Begin RECORDS FOR THE EXERCISE
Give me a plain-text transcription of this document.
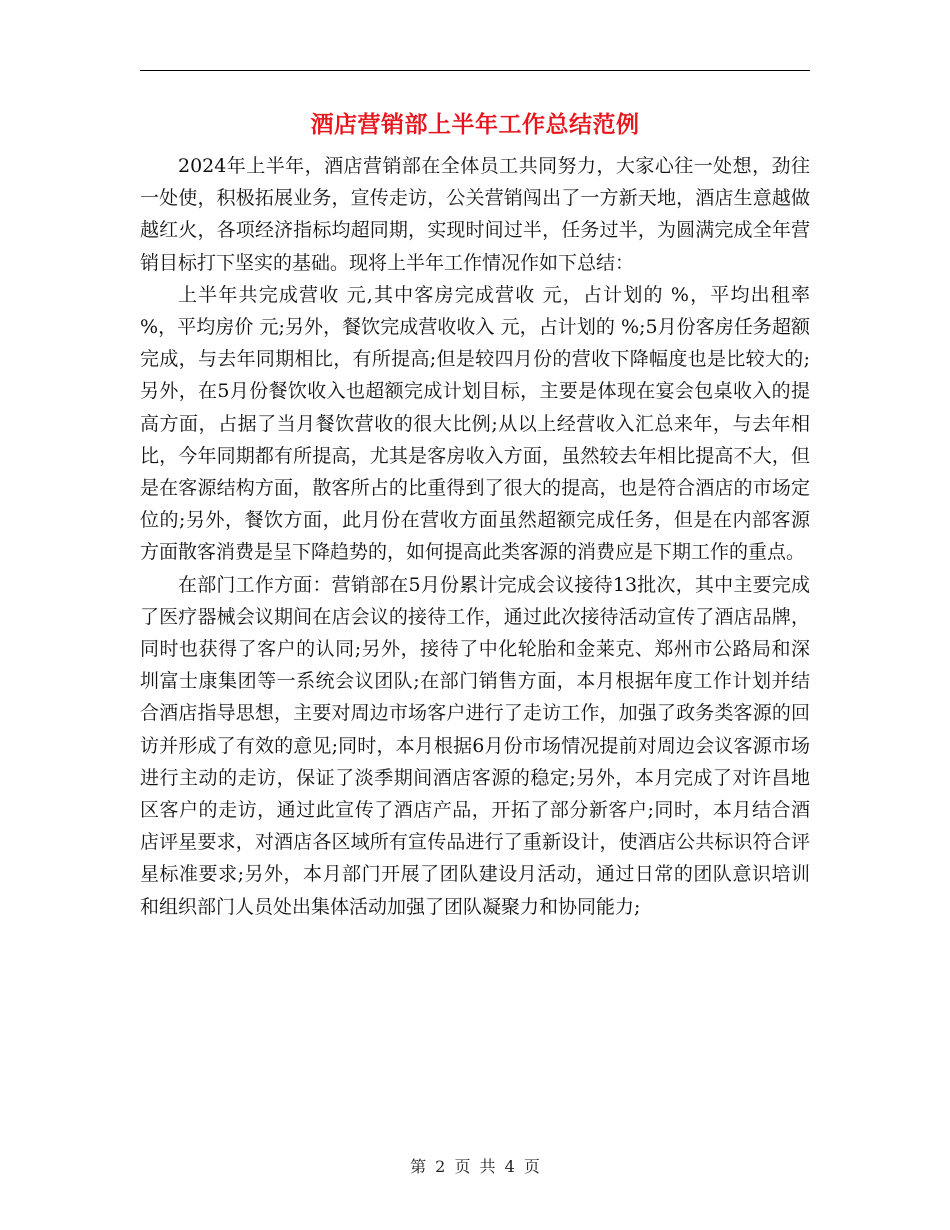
酒店营销部上半年工作总结范例

2024年上半年，酒店营销部在全体员工共同努力，大家心往一处想，劲往一处使，积极拓展业务，宣传走访，公关营销闯出了一方新天地，酒店生意越做越红火，各项经济指标均超同期，实现时间过半，任务过半，为圆满完成全年营销目标打下坚实的基础。现将上半年工作情况作如下总结：

上半年共完成营收 元,其中客房完成营收 元，占计划的 %，平均出租率 %，平均房价 元;另外，餐饮完成营收收入 元，占计划的 %;5月份客房任务超额完成，与去年同期相比，有所提高;但是较四月份的营收下降幅度也是比较大的;另外，在5月份餐饮收入也超额完成计划目标，主要是体现在宴会包桌收入的提高方面，占据了当月餐饮营收的很大比例;从以上经营收入汇总来年，与去年相比，今年同期都有所提高，尤其是客房收入方面，虽然较去年相比提高不大，但是在客源结构方面，散客所占的比重得到了很大的提高，也是符合酒店的市场定位的;另外，餐饮方面，此月份在营收方面虽然超额完成任务，但是在内部客源方面散客消费是呈下降趋势的，如何提高此类客源的消费应是下期工作的重点。

在部门工作方面：营销部在5月份累计完成会议接待13批次，其中主要完成了医疗器械会议期间在店会议的接待工作，通过此次接待活动宣传了酒店品牌，同时也获得了客户的认同;另外，接待了中化轮胎和金莱克、郑州市公路局和深圳富士康集团等一系统会议团队;在部门销售方面，本月根据年度工作计划并结合酒店指导思想，主要对周边市场客户进行了走访工作，加强了政务类客源的回访并形成了有效的意见;同时，本月根据6月份市场情况提前对周边会议客源市场进行主动的走访，保证了淡季期间酒店客源的稳定;另外，本月完成了对许昌地区客户的走访，通过此宣传了酒店产品，开拓了部分新客户;同时，本月结合酒店评星要求，对酒店各区域所有宣传品进行了重新设计，使酒店公共标识符合评星标准要求;另外，本月部门开展了团队建设月活动，通过日常的团队意识培训和组织部门人员处出集体活动加强了团队凝聚力和协同能力;

第 2 页 共 4 页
End RECORDS FOR THE EXERCISE
_GOAL_
Apart from the pictures, the entries above are to be repeated in full and exactly.

_RESULT OF THIS EXERCISE_
Give me a plain-text transcription of this document.
酒店营销部上半年工作总结范例

2024年上半年，酒店营销部在全体员工共同努力，大家心往一处想，劲往一处使，积极拓展业务，宣传走访，公关营销闯出了一方新天地，酒店生意越做越红火，各项经济指标均超同期，实现时间过半，任务过半，为圆满完成全年营销目标打下坚实的基础。现将上半年工作情况作如下总结：

上半年共完成营收 元,其中客房完成营收 元，占计划的 %，平均出租率 %，平均房价 元;另外，餐饮完成营收收入 元，占计划的 %;5月份客房任务超额完成，与去年同期相比，有所提高;但是较四月份的营收下降幅度也是比较大的;另外，在5月份餐饮收入也超额完成计划目标，主要是体现在宴会包桌收入的提高方面，占据了当月餐饮营收的很大比例;从以上经营收入汇总来年，与去年相比，今年同期都有所提高，尤其是客房收入方面，虽然较去年相比提高不大，但是在客源结构方面，散客所占的比重得到了很大的提高，也是符合酒店的市场定位的;另外，餐饮方面，此月份在营收方面虽然超额完成任务，但是在内部客源方面散客消费是呈下降趋势的，如何提高此类客源的消费应是下期工作的重点。

在部门工作方面：营销部在5月份累计完成会议接待13批次，其中主要完成了医疗器械会议期间在店会议的接待工作，通过此次接待活动宣传了酒店品牌，同时也获得了客户的认同;另外，接待了中化轮胎和金莱克、郑州市公路局和深圳富士康集团等一系统会议团队;在部门销售方面，本月根据年度工作计划并结合酒店指导思想，主要对周边市场客户进行了走访工作，加强了政务类客源的回访并形成了有效的意见;同时，本月根据6月份市场情况提前对周边会议客源市场进行主动的走访，保证了淡季期间酒店客源的稳定;另外，本月完成了对许昌地区客户的走访，通过此宣传了酒店产品，开拓了部分新客户;同时，本月结合酒店评星要求，对酒店各区域所有宣传品进行了重新设计，使酒店公共标识符合评星标准要求;另外，本月部门开展了团队建设月活动，通过日常的团队意识培训和组织部门人员处出集体活动加强了团队凝聚力和协同能力;

第 2 页 共 4 页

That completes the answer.